[Spatial layout entries]

━━━━

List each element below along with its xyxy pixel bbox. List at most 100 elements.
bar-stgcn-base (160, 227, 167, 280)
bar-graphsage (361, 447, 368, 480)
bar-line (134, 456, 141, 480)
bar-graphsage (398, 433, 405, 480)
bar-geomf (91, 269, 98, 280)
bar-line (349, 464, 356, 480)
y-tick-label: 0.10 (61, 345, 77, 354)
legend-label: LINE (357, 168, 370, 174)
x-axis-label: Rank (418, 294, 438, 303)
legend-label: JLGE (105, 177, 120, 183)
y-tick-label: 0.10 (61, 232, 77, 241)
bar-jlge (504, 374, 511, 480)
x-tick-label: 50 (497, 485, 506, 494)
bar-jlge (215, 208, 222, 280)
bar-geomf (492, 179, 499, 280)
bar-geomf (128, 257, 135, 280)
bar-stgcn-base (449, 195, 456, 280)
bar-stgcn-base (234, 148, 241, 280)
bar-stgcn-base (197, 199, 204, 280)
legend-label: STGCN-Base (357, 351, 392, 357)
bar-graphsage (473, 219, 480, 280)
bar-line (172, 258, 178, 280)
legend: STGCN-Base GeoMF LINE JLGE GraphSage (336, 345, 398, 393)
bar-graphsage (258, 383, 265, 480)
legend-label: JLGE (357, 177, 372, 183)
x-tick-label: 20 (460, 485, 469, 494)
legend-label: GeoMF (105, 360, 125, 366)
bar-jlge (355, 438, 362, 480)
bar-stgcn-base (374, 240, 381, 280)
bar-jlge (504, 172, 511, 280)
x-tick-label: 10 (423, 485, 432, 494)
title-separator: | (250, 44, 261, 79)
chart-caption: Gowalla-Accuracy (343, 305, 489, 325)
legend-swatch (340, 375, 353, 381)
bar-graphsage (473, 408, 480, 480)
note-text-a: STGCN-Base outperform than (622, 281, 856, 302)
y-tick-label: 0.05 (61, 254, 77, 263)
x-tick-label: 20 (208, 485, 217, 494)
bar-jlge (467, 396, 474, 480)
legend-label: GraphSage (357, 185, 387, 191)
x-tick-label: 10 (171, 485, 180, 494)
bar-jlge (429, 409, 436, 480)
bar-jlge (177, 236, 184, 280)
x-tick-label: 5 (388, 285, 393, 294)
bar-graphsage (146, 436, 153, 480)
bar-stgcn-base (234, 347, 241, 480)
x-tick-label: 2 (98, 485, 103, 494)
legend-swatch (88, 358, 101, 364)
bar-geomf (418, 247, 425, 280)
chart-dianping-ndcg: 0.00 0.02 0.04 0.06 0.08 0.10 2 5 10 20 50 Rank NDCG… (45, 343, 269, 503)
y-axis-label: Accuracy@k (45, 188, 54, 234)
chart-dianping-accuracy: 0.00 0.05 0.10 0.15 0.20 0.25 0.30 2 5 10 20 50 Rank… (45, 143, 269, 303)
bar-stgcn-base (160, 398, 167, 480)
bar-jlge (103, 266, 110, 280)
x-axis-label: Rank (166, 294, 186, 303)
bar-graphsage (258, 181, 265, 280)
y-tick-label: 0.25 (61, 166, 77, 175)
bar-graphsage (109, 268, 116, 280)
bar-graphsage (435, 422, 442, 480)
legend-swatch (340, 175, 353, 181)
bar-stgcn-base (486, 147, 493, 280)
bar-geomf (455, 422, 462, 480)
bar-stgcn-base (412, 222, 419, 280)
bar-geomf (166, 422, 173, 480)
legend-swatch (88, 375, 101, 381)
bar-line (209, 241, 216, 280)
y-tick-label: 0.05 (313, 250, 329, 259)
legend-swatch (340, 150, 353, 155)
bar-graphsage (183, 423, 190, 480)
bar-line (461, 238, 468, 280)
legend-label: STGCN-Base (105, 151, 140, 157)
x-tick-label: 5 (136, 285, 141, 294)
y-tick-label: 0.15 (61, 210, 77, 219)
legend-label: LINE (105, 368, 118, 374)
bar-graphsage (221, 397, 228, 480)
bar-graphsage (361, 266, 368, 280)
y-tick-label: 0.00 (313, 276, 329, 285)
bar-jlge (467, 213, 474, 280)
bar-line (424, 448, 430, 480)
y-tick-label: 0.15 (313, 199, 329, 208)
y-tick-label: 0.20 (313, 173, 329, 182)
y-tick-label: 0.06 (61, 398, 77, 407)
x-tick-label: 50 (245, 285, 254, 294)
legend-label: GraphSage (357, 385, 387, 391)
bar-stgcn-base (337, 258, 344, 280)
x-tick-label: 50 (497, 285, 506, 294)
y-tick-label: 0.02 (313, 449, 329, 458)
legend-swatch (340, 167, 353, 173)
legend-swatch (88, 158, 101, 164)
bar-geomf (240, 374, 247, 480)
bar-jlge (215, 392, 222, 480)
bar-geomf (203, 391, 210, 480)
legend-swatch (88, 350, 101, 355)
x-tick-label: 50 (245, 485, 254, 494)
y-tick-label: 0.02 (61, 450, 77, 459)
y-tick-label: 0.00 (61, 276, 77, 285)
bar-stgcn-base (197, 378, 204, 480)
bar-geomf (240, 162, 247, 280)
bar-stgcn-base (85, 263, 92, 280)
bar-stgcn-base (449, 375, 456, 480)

━━━━

→ Required work: Reproduce every line of the entries above verbatim, in the same order.

→ Response for this exercise:
List each element below along with its xyxy pixel bbox. List at most 100 elements.
bar-stgcn-base (160, 227, 167, 280)
bar-graphsage (361, 447, 368, 480)
bar-line (134, 456, 141, 480)
bar-graphsage (398, 433, 405, 480)
bar-geomf (91, 269, 98, 280)
bar-line (349, 464, 356, 480)
y-tick-label: 0.10 (61, 345, 77, 354)
legend-label: LINE (357, 168, 370, 174)
x-axis-label: Rank (418, 294, 438, 303)
legend-label: JLGE (105, 177, 120, 183)
y-tick-label: 0.10 (61, 232, 77, 241)
bar-jlge (504, 374, 511, 480)
x-tick-label: 50 (497, 485, 506, 494)
bar-jlge (215, 208, 222, 280)
bar-geomf (492, 179, 499, 280)
bar-geomf (128, 257, 135, 280)
bar-stgcn-base (449, 195, 456, 280)
bar-stgcn-base (234, 148, 241, 280)
bar-stgcn-base (197, 199, 204, 280)
legend-label: STGCN-Base (357, 351, 392, 357)
bar-graphsage (473, 219, 480, 280)
bar-line (172, 258, 178, 280)
legend: STGCN-Base GeoMF LINE JLGE GraphSage (336, 345, 398, 393)
bar-graphsage (258, 383, 265, 480)
legend-label: JLGE (357, 177, 372, 183)
x-tick-label: 20 (460, 485, 469, 494)
legend-label: GeoMF (105, 360, 125, 366)
bar-jlge (355, 438, 362, 480)
bar-stgcn-base (374, 240, 381, 280)
bar-jlge (504, 172, 511, 280)
x-tick-label: 10 (423, 485, 432, 494)
title-separator: | (250, 44, 261, 79)
chart-caption: Gowalla-Accuracy (343, 305, 489, 325)
legend-swatch (340, 375, 353, 381)
bar-graphsage (473, 408, 480, 480)
note-text-a: STGCN-Base outperform than (622, 281, 856, 302)
y-tick-label: 0.05 (61, 254, 77, 263)
x-tick-label: 20 (208, 485, 217, 494)
bar-jlge (467, 396, 474, 480)
legend-label: GraphSage (357, 185, 387, 191)
x-tick-label: 10 (171, 485, 180, 494)
bar-jlge (429, 409, 436, 480)
bar-jlge (177, 236, 184, 280)
x-tick-label: 5 (388, 285, 393, 294)
bar-graphsage (146, 436, 153, 480)
bar-stgcn-base (234, 347, 241, 480)
x-tick-label: 2 (98, 485, 103, 494)
legend-swatch (88, 358, 101, 364)
bar-geomf (418, 247, 425, 280)
chart-dianping-ndcg: 0.00 0.02 0.04 0.06 0.08 0.10 2 5 10 20 50 Rank NDCG… (45, 343, 269, 503)
y-axis-label: Accuracy@k (45, 188, 54, 234)
chart-dianping-accuracy: 0.00 0.05 0.10 0.15 0.20 0.25 0.30 2 5 10 20 50 Rank… (45, 143, 269, 303)
bar-stgcn-base (160, 398, 167, 480)
bar-jlge (103, 266, 110, 280)
x-axis-label: Rank (166, 294, 186, 303)
bar-graphsage (258, 181, 265, 280)
y-tick-label: 0.25 (61, 166, 77, 175)
bar-graphsage (109, 268, 116, 280)
bar-graphsage (435, 422, 442, 480)
legend-swatch (340, 175, 353, 181)
bar-stgcn-base (486, 147, 493, 280)
bar-geomf (455, 422, 462, 480)
bar-stgcn-base (412, 222, 419, 280)
bar-geomf (166, 422, 173, 480)
legend-swatch (88, 375, 101, 381)
bar-line (209, 241, 216, 280)
y-tick-label: 0.05 (313, 250, 329, 259)
legend-swatch (340, 150, 353, 155)
bar-graphsage (183, 423, 190, 480)
bar-line (461, 238, 468, 280)
legend-label: STGCN-Base (105, 151, 140, 157)
x-tick-label: 5 (136, 285, 141, 294)
y-tick-label: 0.15 (61, 210, 77, 219)
legend-label: LINE (105, 368, 118, 374)
bar-graphsage (221, 397, 228, 480)
bar-graphsage (361, 266, 368, 280)
y-tick-label: 0.00 (313, 276, 329, 285)
bar-jlge (467, 213, 474, 280)
bar-line (424, 448, 430, 480)
y-tick-label: 0.15 (313, 199, 329, 208)
y-tick-label: 0.20 (313, 173, 329, 182)
y-tick-label: 0.06 (61, 398, 77, 407)
x-tick-label: 50 (245, 285, 254, 294)
legend-label: GraphSage (357, 385, 387, 391)
bar-stgcn-base (337, 258, 344, 280)
x-tick-label: 50 (497, 285, 506, 294)
y-tick-label: 0.02 (313, 449, 329, 458)
legend-swatch (340, 167, 353, 173)
legend-swatch (88, 158, 101, 164)
bar-geomf (240, 374, 247, 480)
bar-jlge (215, 392, 222, 480)
bar-geomf (203, 391, 210, 480)
legend-swatch (88, 350, 101, 355)
x-tick-label: 50 (245, 485, 254, 494)
y-tick-label: 0.02 (61, 450, 77, 459)
y-tick-label: 0.00 (61, 276, 77, 285)
bar-stgcn-base (197, 378, 204, 480)
bar-geomf (240, 162, 247, 280)
bar-stgcn-base (85, 263, 92, 280)
bar-stgcn-base (449, 375, 456, 480)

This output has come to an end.